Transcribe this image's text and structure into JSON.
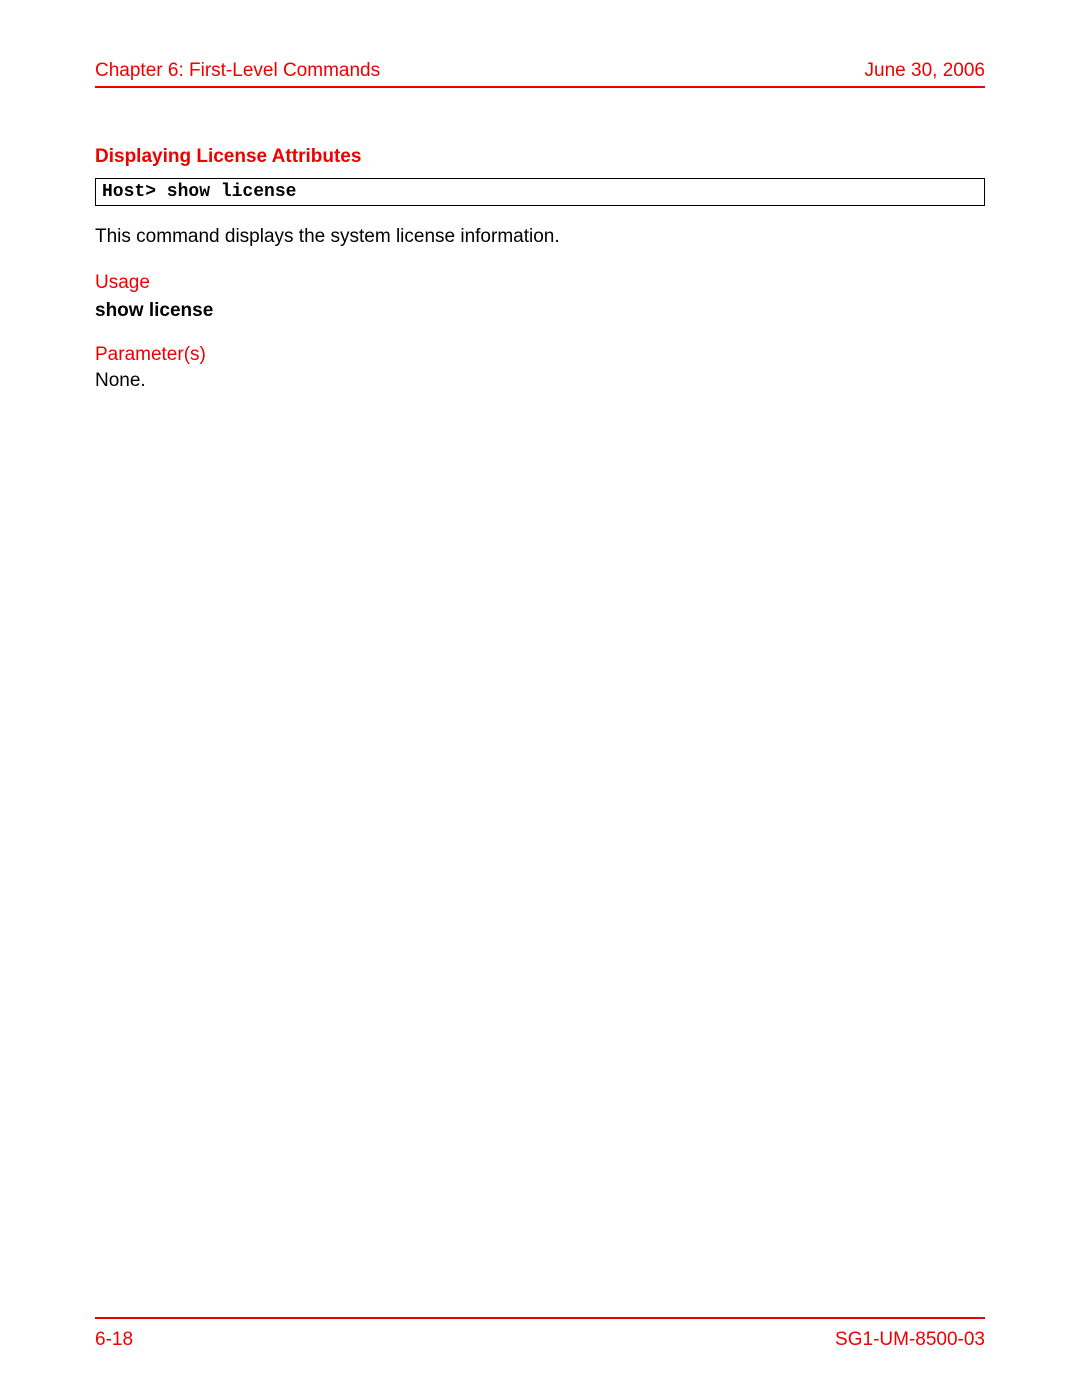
{
  "header": {
    "chapter": "Chapter 6: First-Level Commands",
    "date": "June 30, 2006"
  },
  "section": {
    "title": "Displaying License Attributes",
    "command_box": "Host> show license",
    "description": "This command displays the system license information.",
    "usage_label": "Usage",
    "usage_command": "show license",
    "parameters_label": "Parameter(s)",
    "parameters_value": "None."
  },
  "footer": {
    "page_number": "6-18",
    "doc_id": "SG1-UM-8500-03"
  }
}
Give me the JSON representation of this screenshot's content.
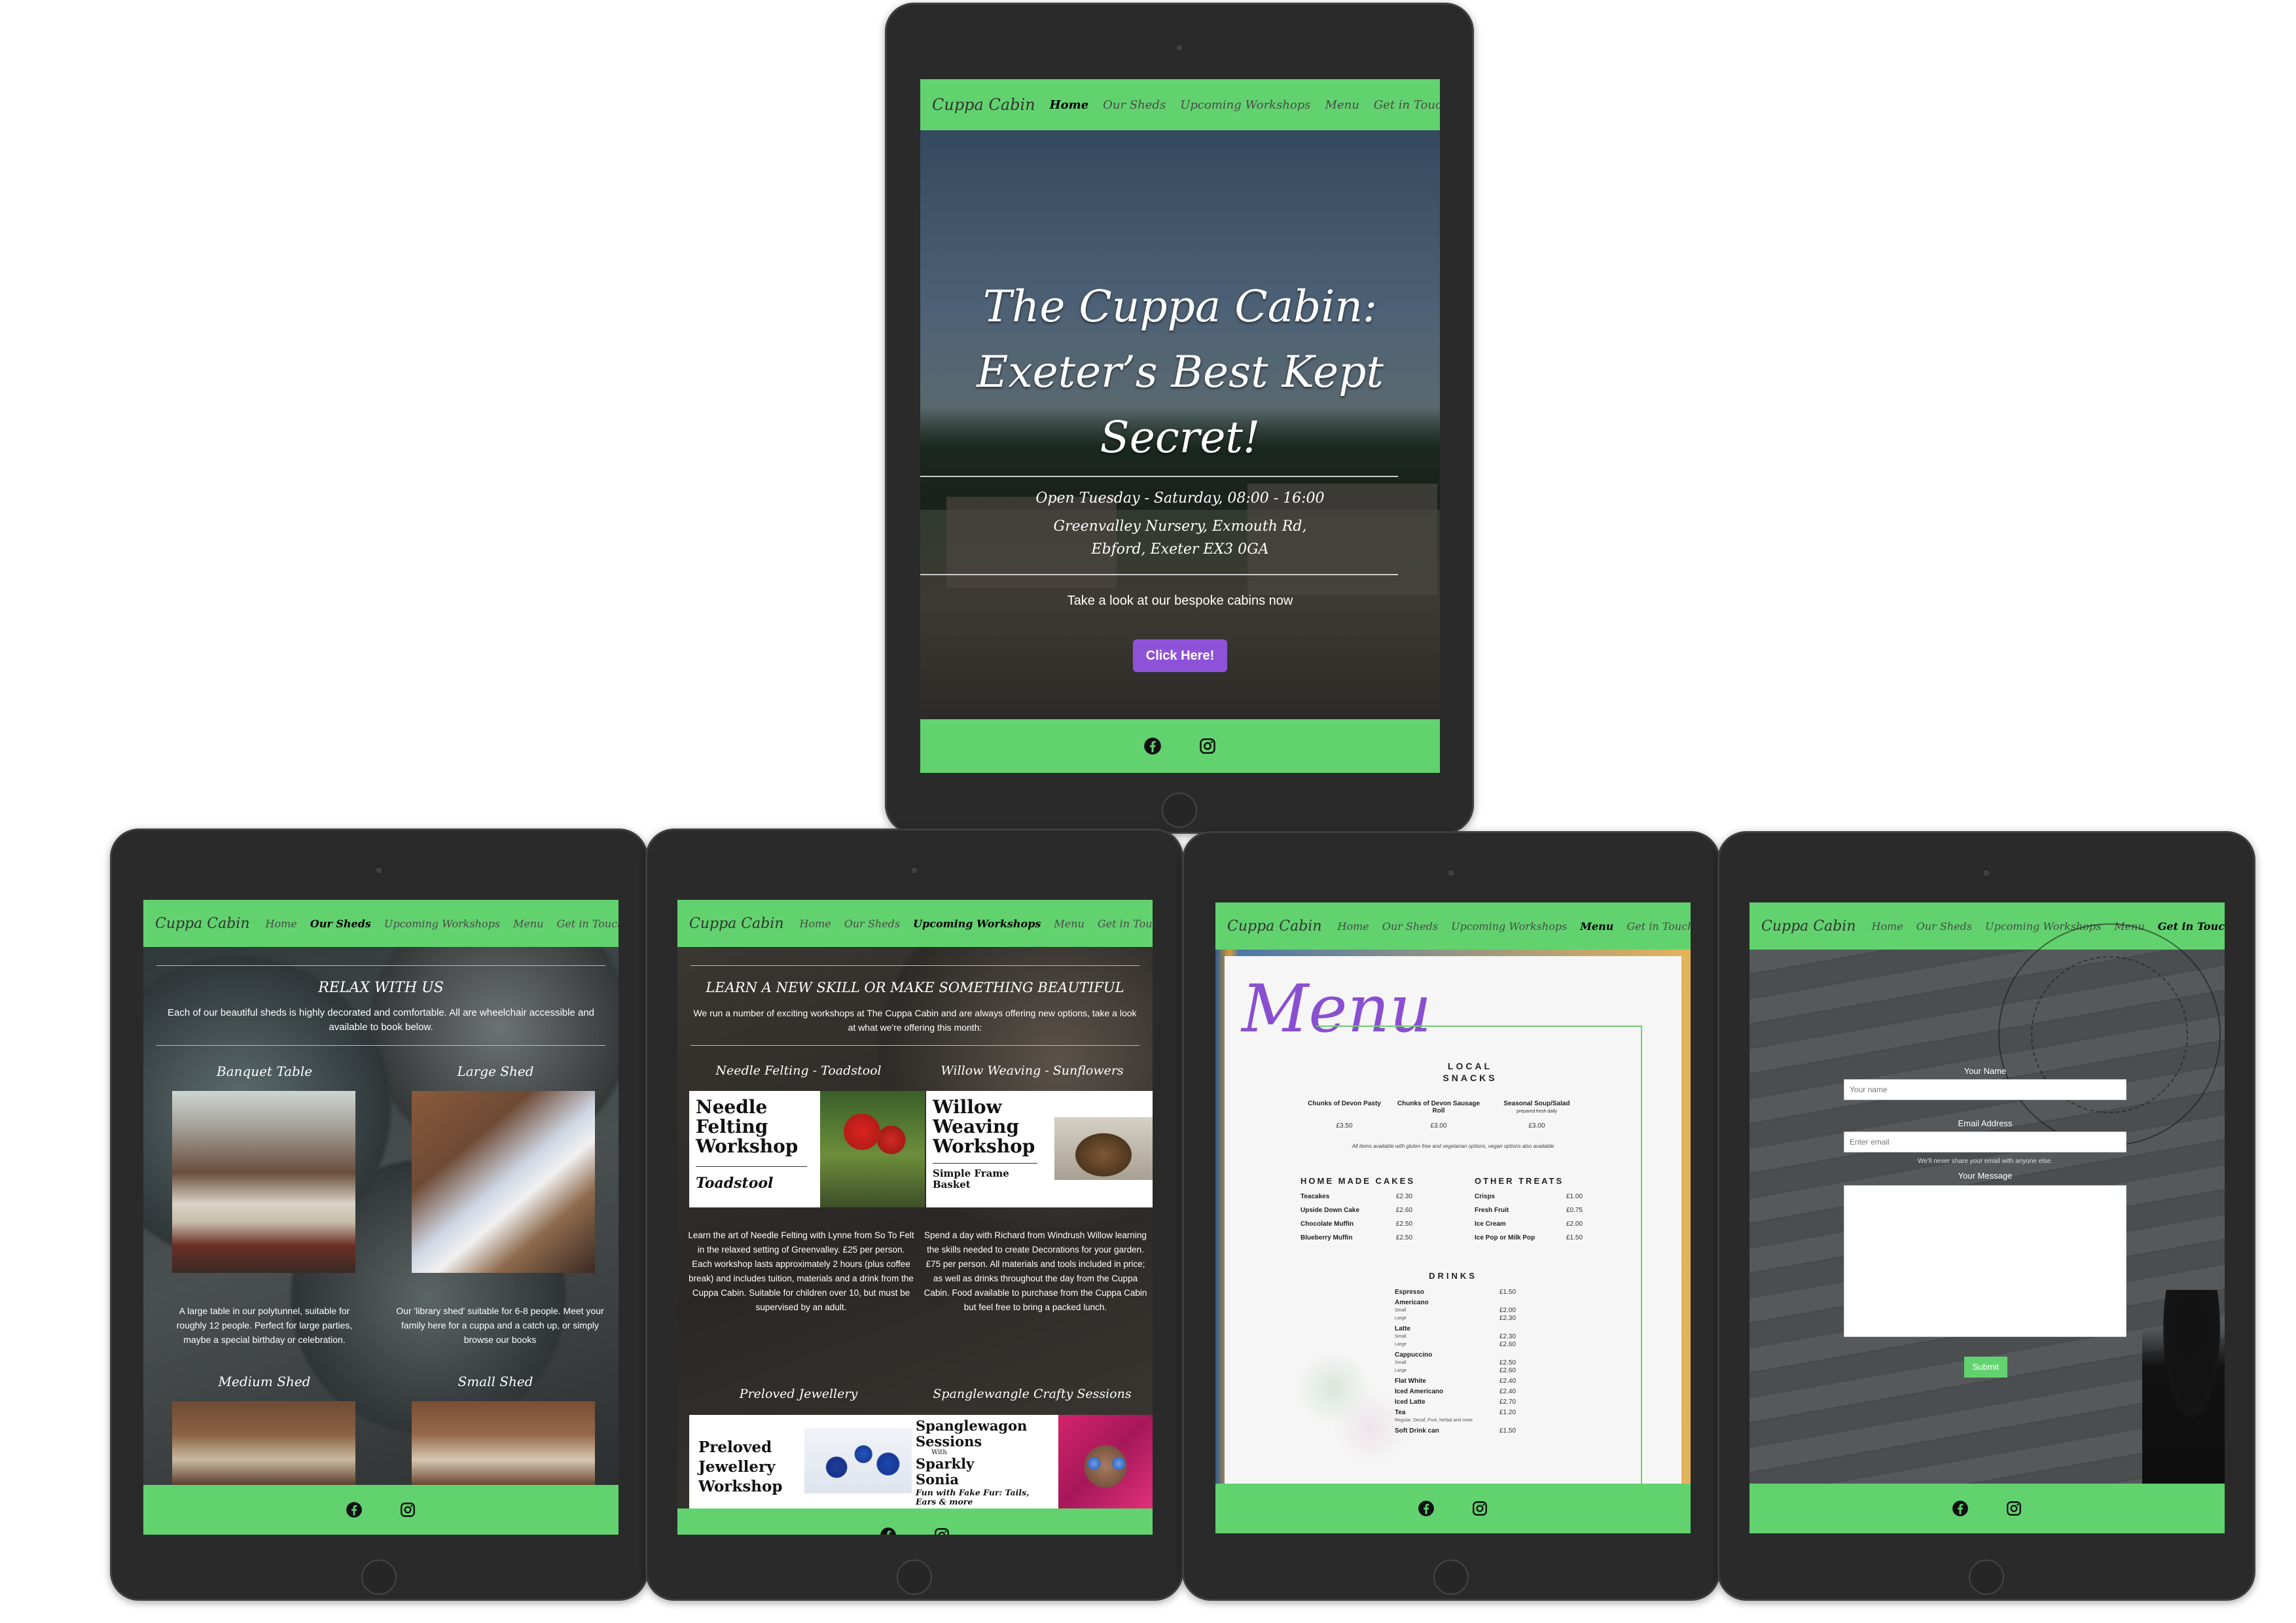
○ ○ ○ ○ ○
* [Instructions to follow]: Every record must be copied exactly, with the pictures left out.

* [Task output]:
Transcribe this image's text and structure into JSON.
{
  "header": {
    "chapter": "Chapter 6: First-Level Commands",
    "date": "June 30, 2006"
  },
  "section": {
    "title": "Displaying License Attributes",
    "command_box": "Host> show license",
    "description": "This command displays the system license information.",
    "usage_label": "Usage",
    "usage_command": "show license",
    "parameters_label": "Parameter(s)",
    "parameters_value": "None."
  },
  "footer": {
    "page_number": "6-18",
    "doc_id": "SG1-UM-8500-03"
  }
}
Give me the JSON representation of this screenshot's content.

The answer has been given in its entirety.